### Objective:
Leave out any pictures and transcribe all other data below exactly.

** START Data for this task **

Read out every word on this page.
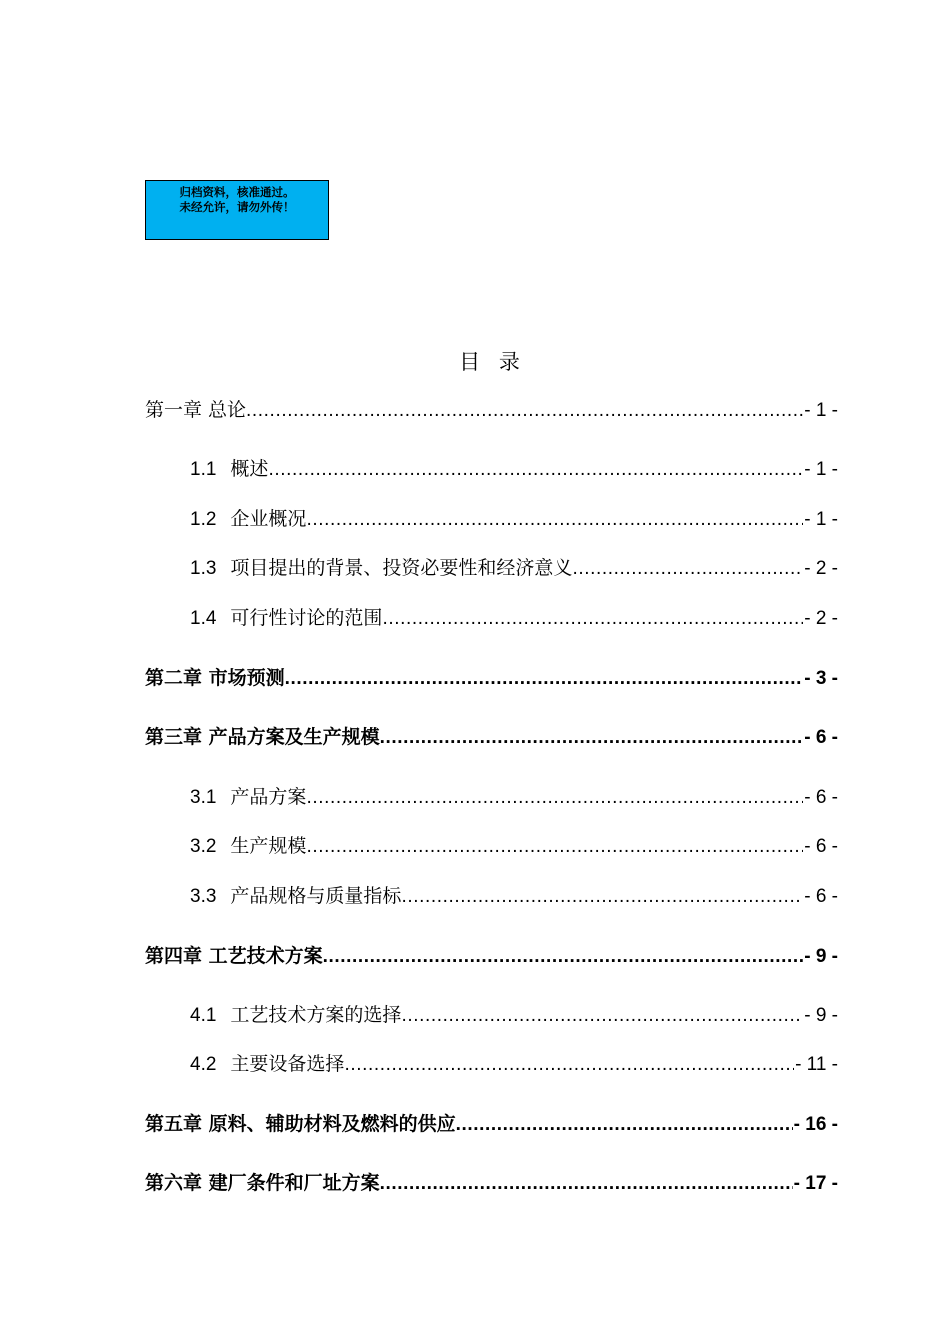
归档资料，核准通过。
未经允许，请勿外传！
目 录
第一章 总论 .....	- 1 -
1.1 概述 .....	- 1 -
1.2 企业概况 .....	- 1 -
1.3 项目提出的背景、投资必要性和经济意义 .....	- 2 -
1.4 可行性讨论的范围 .....	- 2 -
第二章 市场预测 .....	- 3 -
第三章 产品方案及生产规模 .....	- 6 -
3.1 产品方案 .....	- 6 -
3.2 生产规模 .....	- 6 -
3.3 产品规格与质量指标 .....	- 6 -
第四章 工艺技术方案 .....	- 9 -
4.1 工艺技术方案的选择 .....	- 9 -
4.2 主要设备选择 .....	- 11 -
第五章 原料、辅助材料及燃料的供应 .....	- 16 -
第六章 建厂条件和厂址方案 .....	- 17 -
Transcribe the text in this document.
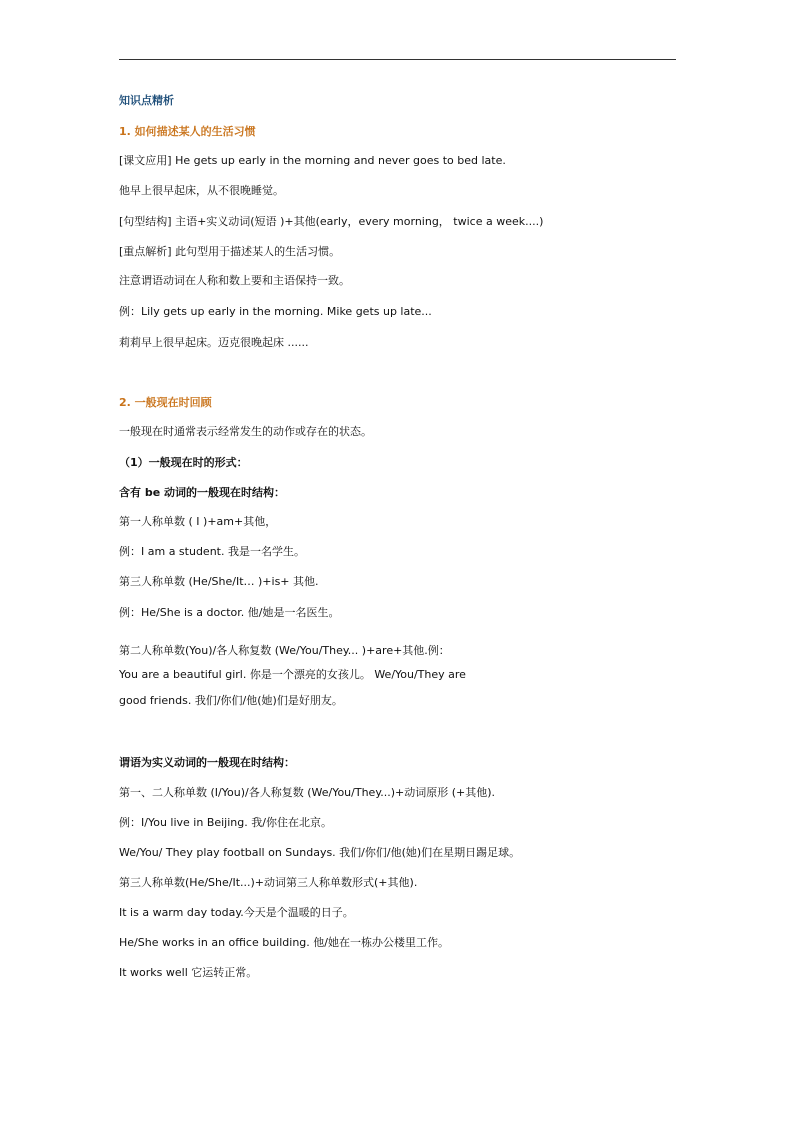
知识点精析
1. 如何描述某人的生活习惯
[课文应用] He gets up early in the morning and never goes to bed late.
他早上很早起床，从不很晚睡觉。
[句型结构] 主语+实义动词(短语 )+其他(early，every morning， twice a week....)
[重点解析] 此句型用于描述某人的生活习惯。
注意谓语动词在人称和数上要和主语保持一致。
例：Lily gets up early in the morning. Mike gets up late...
莉莉早上很早起床。迈克很晚起床 ......
2. 一般现在时回顾
一般现在时通常表示经常发生的动作或存在的状态。
（1）一般现在时的形式：
含有 be 动词的一般现在时结构：
第一人称单数 ( I )+am+其他，
例：I am a student. 我是一名学生。
第三人称单数 (He/She/It… )+is+ 其他.
例：He/She is a doctor. 他/她是一名医生。
第二人称单数(You)/各人称复数 (We/You/They... )+are+其他.例：
You are a beautiful girl. 你是一个漂亮的女孩儿。 We/You/They are
good friends. 我们/你们/他(她)们是好朋友。
谓语为实义动词的一般现在时结构：
第一、二人称单数 (I/You)/各人称复数 (We/You/They...)+动词原形 (+其他).
例：I/You live in Beijing. 我/你住在北京。
We/You/ They play football on Sundays. 我们/你们/他(她)们在星期日踢足球。
第三人称单数(He/She/It...)+动词第三人称单数形式(+其他).
It is a warm day today.今天是个温暖的日子。
He/She works in an office building. 他/她在一栋办公楼里工作。
It works well 它运转正常。
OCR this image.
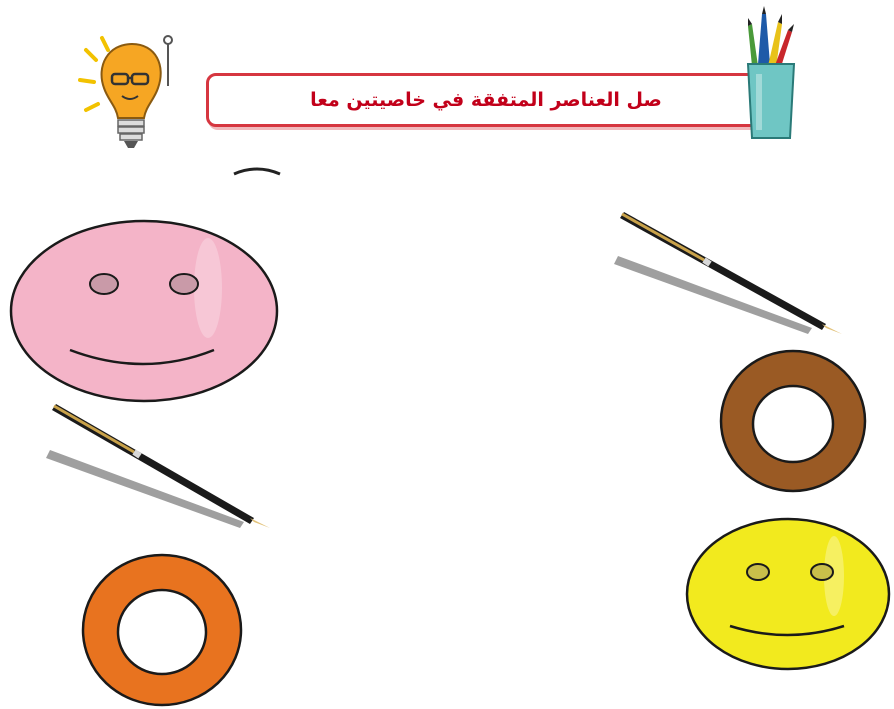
صل العناصر المتفقة في خاصيتين معا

** END Data for this task **

### Task solution:
Read out every word on this page.
归档资料，核准通过。
未经允许，请勿外传！
目 录
第一章 总论 .....	- 1 -
1.1 概述 .....	- 1 -
1.2 企业概况 .....	- 1 -
1.3 项目提出的背景、投资必要性和经济意义 .....	- 2 -
1.4 可行性讨论的范围 .....	- 2 -
第二章 市场预测 .....	- 3 -
第三章 产品方案及生产规模 .....	- 6 -
3.1 产品方案 .....	- 6 -
3.2 生产规模 .....	- 6 -
3.3 产品规格与质量指标 .....	- 6 -
第四章 工艺技术方案 .....	- 9 -
4.1 工艺技术方案的选择 .....	- 9 -
4.2 主要设备选择 .....	- 11 -
第五章 原料、辅助材料及燃料的供应 .....	- 16 -
第六章 建厂条件和厂址方案 .....	- 17 -
Transcribe the text in this document.
知识点精析
1. 如何描述某人的生活习惯
[课文应用] He gets up early in the morning and never goes to bed late.
他早上很早起床，从不很晚睡觉。
[句型结构] 主语+实义动词(短语 )+其他(early，every morning， twice a week....)
[重点解析] 此句型用于描述某人的生活习惯。
注意谓语动词在人称和数上要和主语保持一致。
例：Lily gets up early in the morning. Mike gets up late...
莉莉早上很早起床。迈克很晚起床 ......
2. 一般现在时回顾
一般现在时通常表示经常发生的动作或存在的状态。
（1）一般现在时的形式：
含有 be 动词的一般现在时结构：
第一人称单数 ( I )+am+其他，
例：I am a student. 我是一名学生。
第三人称单数 (He/She/It… )+is+ 其他.
例：He/She is a doctor. 他/她是一名医生。
第二人称单数(You)/各人称复数 (We/You/They... )+are+其他.例：
You are a beautiful girl. 你是一个漂亮的女孩儿。 We/You/They are
good friends. 我们/你们/他(她)们是好朋友。
谓语为实义动词的一般现在时结构：
第一、二人称单数 (I/You)/各人称复数 (We/You/They...)+动词原形 (+其他).
例：I/You live in Beijing. 我/你住在北京。
We/You/ They play football on Sundays. 我们/你们/他(她)们在星期日踢足球。
第三人称单数(He/She/It...)+动词第三人称单数形式(+其他).
It is a warm day today.今天是个温暖的日子。
He/She works in an office building. 他/她在一栋办公楼里工作。
It works well 它运转正常。
OCR this image.
صل العناصر المتفقة في خاصيتين معا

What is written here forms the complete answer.